(Source records)
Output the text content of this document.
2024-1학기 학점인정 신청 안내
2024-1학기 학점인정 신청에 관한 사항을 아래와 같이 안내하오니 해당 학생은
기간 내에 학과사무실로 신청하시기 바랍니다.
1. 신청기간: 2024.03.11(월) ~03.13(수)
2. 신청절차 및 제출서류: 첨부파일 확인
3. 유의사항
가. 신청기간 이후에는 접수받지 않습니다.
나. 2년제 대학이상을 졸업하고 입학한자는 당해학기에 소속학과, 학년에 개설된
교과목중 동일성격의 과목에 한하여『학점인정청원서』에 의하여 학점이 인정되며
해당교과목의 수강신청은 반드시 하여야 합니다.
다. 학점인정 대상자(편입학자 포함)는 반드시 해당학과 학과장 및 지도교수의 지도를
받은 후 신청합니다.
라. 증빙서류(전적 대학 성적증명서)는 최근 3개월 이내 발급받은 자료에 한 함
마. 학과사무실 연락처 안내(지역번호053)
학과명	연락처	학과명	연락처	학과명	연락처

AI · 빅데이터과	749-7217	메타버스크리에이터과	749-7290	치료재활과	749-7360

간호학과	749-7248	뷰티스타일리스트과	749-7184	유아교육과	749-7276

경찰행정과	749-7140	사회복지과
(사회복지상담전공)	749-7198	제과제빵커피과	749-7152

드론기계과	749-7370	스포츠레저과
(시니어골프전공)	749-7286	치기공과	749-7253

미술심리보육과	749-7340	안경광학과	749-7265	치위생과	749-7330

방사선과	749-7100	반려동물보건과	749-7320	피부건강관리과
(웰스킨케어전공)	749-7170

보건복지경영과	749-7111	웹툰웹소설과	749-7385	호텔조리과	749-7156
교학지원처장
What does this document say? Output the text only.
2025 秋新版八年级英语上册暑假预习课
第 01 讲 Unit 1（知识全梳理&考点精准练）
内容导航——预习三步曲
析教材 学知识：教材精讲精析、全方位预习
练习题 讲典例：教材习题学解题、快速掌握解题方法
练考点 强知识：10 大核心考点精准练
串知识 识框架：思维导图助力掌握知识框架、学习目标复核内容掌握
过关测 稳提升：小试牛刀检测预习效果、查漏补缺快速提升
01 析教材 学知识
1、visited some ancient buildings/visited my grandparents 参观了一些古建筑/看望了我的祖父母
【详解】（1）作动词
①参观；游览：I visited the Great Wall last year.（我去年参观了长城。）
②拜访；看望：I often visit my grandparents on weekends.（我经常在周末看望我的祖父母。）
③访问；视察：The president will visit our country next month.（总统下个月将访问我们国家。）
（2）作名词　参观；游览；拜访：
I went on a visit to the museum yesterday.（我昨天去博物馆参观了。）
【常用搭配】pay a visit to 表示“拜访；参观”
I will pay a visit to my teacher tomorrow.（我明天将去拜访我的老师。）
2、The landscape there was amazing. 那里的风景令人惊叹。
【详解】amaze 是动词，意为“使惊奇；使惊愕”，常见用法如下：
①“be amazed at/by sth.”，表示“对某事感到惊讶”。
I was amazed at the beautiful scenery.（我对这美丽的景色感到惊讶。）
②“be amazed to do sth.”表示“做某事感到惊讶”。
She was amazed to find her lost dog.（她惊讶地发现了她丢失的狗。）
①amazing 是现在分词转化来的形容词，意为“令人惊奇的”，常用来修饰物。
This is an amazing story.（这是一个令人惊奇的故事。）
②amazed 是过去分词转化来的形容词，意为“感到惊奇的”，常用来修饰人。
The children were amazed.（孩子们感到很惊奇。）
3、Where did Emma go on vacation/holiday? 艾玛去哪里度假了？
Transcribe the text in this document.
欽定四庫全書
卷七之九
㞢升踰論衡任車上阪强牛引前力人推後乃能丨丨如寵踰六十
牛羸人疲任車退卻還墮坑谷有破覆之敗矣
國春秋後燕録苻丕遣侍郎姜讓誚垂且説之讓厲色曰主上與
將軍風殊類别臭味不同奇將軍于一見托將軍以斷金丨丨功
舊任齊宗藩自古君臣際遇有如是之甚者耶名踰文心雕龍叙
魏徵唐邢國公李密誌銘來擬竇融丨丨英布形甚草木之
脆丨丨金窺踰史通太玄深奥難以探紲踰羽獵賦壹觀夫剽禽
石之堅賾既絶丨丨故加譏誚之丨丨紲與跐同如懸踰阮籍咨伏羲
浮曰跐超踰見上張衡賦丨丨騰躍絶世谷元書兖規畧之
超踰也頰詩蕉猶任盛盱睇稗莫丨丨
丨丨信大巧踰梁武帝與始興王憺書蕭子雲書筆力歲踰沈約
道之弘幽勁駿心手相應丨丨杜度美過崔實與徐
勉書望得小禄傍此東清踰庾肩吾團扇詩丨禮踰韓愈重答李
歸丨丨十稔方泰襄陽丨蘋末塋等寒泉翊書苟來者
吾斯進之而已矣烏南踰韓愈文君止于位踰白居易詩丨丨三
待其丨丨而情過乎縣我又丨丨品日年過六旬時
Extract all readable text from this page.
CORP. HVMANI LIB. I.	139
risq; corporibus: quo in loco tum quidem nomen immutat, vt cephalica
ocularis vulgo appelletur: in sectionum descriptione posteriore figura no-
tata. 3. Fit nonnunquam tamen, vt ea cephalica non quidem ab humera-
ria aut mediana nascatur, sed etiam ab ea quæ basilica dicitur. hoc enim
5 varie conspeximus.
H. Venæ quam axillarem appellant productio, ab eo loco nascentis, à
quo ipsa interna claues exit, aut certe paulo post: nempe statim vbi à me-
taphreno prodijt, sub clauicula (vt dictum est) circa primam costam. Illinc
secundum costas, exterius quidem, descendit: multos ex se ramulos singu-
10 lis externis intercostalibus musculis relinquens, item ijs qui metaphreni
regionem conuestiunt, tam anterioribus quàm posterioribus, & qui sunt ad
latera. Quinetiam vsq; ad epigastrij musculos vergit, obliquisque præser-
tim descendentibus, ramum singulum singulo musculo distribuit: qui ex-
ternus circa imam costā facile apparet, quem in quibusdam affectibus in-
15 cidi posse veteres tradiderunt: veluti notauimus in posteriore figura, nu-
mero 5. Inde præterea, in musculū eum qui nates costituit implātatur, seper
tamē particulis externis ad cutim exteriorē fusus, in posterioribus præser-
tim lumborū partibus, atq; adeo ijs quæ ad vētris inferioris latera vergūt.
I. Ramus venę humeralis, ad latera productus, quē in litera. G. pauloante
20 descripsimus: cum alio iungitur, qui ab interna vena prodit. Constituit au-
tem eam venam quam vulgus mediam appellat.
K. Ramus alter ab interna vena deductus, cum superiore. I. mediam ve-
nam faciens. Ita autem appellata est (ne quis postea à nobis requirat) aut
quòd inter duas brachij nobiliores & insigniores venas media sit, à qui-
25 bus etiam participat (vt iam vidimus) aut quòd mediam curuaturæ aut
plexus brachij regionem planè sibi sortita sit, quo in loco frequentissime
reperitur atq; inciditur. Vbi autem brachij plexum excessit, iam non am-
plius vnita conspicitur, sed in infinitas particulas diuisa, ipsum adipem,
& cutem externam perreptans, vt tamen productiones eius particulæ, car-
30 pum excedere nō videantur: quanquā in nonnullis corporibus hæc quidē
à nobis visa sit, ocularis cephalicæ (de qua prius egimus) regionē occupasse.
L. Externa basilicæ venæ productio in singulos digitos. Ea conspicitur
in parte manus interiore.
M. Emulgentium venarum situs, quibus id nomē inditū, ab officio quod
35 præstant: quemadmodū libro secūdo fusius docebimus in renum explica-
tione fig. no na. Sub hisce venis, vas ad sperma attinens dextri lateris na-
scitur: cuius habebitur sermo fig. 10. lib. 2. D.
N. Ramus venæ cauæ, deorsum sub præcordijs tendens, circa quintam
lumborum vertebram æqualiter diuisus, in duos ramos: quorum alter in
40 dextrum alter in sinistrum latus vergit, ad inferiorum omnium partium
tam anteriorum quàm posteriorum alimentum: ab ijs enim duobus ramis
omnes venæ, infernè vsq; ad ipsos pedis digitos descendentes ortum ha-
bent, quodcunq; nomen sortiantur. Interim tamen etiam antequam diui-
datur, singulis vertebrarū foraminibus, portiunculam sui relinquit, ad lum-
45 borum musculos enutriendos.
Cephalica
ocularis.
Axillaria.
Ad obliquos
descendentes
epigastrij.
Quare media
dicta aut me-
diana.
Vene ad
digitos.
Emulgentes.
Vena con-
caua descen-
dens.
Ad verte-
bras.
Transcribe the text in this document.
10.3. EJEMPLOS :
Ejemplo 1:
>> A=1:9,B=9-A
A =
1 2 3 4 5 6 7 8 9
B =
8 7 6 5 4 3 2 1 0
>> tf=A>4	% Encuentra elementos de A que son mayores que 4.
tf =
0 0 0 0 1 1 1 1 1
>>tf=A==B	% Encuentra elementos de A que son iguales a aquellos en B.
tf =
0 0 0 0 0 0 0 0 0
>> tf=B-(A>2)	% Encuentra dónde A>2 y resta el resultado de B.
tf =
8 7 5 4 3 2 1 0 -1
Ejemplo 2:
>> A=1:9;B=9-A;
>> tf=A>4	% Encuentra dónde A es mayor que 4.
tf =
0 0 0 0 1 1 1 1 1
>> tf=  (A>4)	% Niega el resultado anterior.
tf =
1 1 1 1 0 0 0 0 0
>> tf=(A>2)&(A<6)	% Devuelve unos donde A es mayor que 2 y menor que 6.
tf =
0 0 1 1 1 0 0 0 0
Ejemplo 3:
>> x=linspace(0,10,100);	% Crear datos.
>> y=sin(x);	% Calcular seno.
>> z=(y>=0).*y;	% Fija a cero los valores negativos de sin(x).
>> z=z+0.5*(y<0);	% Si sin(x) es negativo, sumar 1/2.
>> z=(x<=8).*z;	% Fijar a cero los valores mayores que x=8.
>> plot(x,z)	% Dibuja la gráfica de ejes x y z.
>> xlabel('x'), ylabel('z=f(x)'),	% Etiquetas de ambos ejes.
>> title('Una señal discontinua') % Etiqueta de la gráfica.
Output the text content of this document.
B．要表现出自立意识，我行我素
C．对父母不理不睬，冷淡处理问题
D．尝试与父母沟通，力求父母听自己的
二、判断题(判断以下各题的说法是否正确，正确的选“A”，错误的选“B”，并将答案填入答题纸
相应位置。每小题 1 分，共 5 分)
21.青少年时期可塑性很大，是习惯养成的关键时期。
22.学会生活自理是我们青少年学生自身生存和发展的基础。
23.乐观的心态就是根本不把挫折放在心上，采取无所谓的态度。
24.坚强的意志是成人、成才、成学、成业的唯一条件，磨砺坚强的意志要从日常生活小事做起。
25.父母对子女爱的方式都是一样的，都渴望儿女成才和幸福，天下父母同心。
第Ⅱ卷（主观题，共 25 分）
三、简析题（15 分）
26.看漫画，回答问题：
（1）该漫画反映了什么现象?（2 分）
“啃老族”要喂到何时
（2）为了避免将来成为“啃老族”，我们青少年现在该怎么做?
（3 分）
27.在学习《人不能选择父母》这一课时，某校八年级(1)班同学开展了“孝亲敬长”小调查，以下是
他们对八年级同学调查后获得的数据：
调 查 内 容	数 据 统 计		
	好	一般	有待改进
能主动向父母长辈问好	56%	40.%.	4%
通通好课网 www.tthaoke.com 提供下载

WRITTEN REQUEST: Copy each line of the data above that holds "latera".

RESPONSE TO THE EXERCISE:
latera. Quinetiam vsq; ad epigastrij musculos vergit, obliquisque præser-
tim lumborū partibus, atq; adeo ijs quæ ad vētris inferioris latera vergūt.
I. Ramus venę humeralis, ad latera productus, quē in litera. G. pauloante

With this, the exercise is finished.